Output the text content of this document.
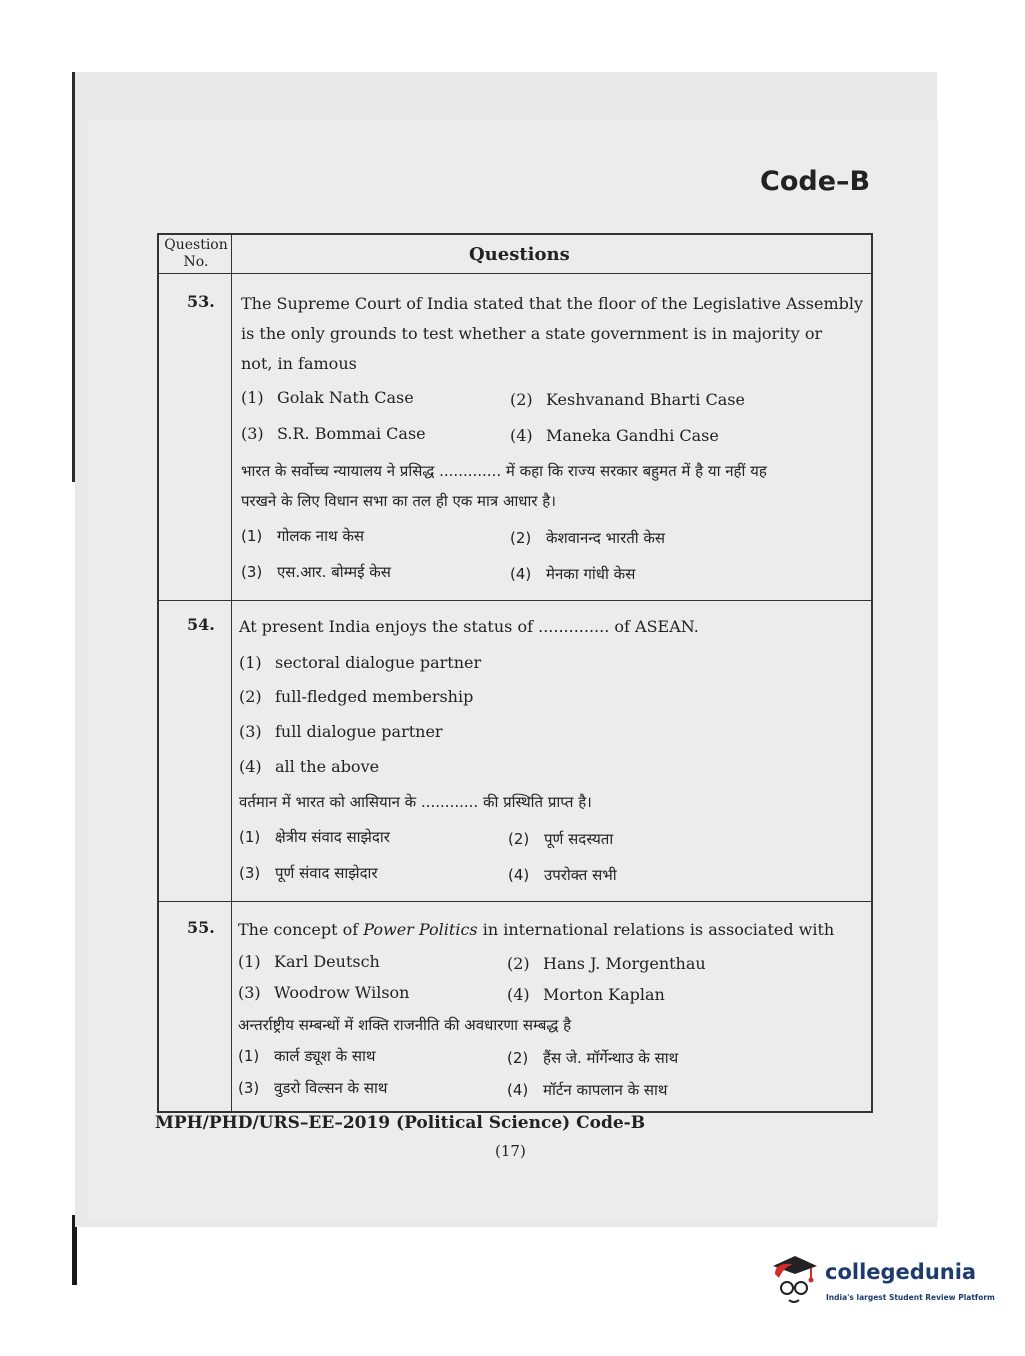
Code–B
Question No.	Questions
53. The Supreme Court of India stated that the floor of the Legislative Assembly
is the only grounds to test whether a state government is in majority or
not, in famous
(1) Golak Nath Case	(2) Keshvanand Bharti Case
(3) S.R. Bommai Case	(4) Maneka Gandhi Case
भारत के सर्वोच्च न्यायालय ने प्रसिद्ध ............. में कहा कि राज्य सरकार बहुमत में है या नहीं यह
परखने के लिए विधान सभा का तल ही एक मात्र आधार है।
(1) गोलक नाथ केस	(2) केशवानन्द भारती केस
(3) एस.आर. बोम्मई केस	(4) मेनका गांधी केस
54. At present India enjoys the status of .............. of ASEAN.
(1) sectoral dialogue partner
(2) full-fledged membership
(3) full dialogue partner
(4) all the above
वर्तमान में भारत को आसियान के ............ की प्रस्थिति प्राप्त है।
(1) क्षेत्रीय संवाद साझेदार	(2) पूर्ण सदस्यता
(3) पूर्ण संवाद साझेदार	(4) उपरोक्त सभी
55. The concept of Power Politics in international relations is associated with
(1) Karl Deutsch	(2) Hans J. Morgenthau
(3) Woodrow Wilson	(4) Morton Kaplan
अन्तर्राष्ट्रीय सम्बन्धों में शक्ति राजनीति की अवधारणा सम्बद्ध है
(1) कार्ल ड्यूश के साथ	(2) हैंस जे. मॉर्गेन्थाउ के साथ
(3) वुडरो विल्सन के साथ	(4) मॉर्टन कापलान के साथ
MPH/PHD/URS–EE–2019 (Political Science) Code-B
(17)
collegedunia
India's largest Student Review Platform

▬▬▬

[Your objective]: Quote each record exactly as it stands, minus the pictures.

[The solution]:
Output the text content of this document.
Code–B
Question No.	Questions
53. The Supreme Court of India stated that the floor of the Legislative Assembly
is the only grounds to test whether a state government is in majority or
not, in famous
(1) Golak Nath Case	(2) Keshvanand Bharti Case
(3) S.R. Bommai Case	(4) Maneka Gandhi Case
भारत के सर्वोच्च न्यायालय ने प्रसिद्ध ............. में कहा कि राज्य सरकार बहुमत में है या नहीं यह
परखने के लिए विधान सभा का तल ही एक मात्र आधार है।
(1) गोलक नाथ केस	(2) केशवानन्द भारती केस
(3) एस.आर. बोम्मई केस	(4) मेनका गांधी केस
54. At present India enjoys the status of .............. of ASEAN.
(1) sectoral dialogue partner
(2) full-fledged membership
(3) full dialogue partner
(4) all the above
वर्तमान में भारत को आसियान के ............ की प्रस्थिति प्राप्त है।
(1) क्षेत्रीय संवाद साझेदार	(2) पूर्ण सदस्यता
(3) पूर्ण संवाद साझेदार	(4) उपरोक्त सभी
55. The concept of Power Politics in international relations is associated with
(1) Karl Deutsch	(2) Hans J. Morgenthau
(3) Woodrow Wilson	(4) Morton Kaplan
अन्तर्राष्ट्रीय सम्बन्धों में शक्ति राजनीति की अवधारणा सम्बद्ध है
(1) कार्ल ड्यूश के साथ	(2) हैंस जे. मॉर्गेन्थाउ के साथ
(3) वुडरो विल्सन के साथ	(4) मॉर्टन कापलान के साथ
MPH/PHD/URS–EE–2019 (Political Science) Code-B
(17)
collegedunia
India's largest Student Review Platform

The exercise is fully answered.